+++ DATASET RECORDS

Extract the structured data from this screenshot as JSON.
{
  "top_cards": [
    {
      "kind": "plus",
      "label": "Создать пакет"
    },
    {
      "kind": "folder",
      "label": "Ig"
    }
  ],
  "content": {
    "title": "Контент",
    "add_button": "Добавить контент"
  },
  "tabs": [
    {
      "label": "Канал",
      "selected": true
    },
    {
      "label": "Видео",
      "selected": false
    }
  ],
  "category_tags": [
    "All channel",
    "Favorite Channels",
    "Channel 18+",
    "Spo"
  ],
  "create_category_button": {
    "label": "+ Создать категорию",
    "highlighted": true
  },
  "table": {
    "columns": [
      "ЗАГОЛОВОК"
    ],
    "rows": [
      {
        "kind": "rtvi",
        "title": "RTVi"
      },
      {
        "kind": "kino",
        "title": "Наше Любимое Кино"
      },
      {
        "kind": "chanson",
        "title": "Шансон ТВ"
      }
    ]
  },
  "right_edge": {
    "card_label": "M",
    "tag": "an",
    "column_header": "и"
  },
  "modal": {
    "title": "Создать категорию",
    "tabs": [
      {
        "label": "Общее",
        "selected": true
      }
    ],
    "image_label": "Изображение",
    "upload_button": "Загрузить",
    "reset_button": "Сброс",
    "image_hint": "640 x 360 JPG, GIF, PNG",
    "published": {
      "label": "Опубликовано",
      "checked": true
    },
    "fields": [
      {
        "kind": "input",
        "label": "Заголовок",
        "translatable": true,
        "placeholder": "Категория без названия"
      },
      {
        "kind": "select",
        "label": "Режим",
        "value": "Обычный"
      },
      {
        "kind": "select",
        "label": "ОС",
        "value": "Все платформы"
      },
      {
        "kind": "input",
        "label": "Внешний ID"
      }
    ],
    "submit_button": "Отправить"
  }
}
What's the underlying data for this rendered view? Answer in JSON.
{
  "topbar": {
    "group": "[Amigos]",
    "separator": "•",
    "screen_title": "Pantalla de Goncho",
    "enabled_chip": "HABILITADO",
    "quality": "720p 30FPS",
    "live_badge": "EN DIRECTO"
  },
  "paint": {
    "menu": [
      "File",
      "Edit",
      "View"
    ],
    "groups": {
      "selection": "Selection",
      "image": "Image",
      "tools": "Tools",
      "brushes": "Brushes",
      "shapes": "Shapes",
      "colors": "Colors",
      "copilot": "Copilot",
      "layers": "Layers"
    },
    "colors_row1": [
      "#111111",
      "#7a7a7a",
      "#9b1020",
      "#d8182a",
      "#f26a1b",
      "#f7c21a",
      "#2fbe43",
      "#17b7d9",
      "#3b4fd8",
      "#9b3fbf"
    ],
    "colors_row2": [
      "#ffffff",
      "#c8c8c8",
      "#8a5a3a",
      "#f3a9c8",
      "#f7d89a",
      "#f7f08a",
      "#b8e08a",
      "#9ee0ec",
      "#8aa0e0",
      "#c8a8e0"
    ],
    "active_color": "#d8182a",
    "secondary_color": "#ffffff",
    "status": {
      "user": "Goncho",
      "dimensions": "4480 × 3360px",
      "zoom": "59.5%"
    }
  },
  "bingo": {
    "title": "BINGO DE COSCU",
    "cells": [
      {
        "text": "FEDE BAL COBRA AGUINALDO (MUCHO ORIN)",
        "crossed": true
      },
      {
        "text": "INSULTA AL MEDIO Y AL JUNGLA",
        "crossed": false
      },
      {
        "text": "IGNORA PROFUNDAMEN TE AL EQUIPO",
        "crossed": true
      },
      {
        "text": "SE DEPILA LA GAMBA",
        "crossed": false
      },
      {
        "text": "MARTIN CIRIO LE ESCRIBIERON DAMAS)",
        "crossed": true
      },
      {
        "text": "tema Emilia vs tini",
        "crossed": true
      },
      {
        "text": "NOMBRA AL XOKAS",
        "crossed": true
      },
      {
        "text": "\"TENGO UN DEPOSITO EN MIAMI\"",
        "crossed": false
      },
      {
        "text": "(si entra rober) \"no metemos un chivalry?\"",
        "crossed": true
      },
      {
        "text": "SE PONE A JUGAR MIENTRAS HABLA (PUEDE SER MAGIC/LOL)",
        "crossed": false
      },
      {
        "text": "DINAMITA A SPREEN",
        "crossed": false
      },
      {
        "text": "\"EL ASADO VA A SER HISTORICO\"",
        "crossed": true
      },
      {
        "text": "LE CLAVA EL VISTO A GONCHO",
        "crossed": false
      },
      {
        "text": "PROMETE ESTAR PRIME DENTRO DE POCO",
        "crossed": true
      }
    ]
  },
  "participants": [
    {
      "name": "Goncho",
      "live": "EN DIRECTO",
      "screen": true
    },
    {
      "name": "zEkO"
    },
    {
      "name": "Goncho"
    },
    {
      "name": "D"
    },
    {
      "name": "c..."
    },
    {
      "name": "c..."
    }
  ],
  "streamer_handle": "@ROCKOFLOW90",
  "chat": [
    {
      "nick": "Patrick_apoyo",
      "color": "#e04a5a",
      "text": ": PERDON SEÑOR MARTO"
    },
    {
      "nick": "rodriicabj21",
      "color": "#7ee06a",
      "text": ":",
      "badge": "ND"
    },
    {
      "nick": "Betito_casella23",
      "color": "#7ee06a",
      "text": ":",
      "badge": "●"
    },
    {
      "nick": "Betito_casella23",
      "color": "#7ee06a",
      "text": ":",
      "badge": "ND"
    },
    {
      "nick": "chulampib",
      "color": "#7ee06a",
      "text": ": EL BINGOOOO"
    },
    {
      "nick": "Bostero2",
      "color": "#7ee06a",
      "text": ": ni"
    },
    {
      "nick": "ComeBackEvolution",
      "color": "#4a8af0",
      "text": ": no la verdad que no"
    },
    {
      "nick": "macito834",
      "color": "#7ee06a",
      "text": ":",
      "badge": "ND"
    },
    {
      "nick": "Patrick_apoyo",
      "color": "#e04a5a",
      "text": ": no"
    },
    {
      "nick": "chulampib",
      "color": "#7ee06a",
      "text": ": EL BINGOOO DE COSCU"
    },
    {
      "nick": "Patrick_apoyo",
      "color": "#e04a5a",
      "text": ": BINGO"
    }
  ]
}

++++++

> WORK TO COMPLETE
Report all lines of the data that include the word "kind".

> SOLUTION TO THIS PROBLEM
      "kind": "plus",
      "kind": "folder",
        "kind": "rtvi",
        "kind": "kino",
        "kind": "chanson",
        "kind": "input",
        "kind": "select",
        "kind": "select",
        "kind": "input",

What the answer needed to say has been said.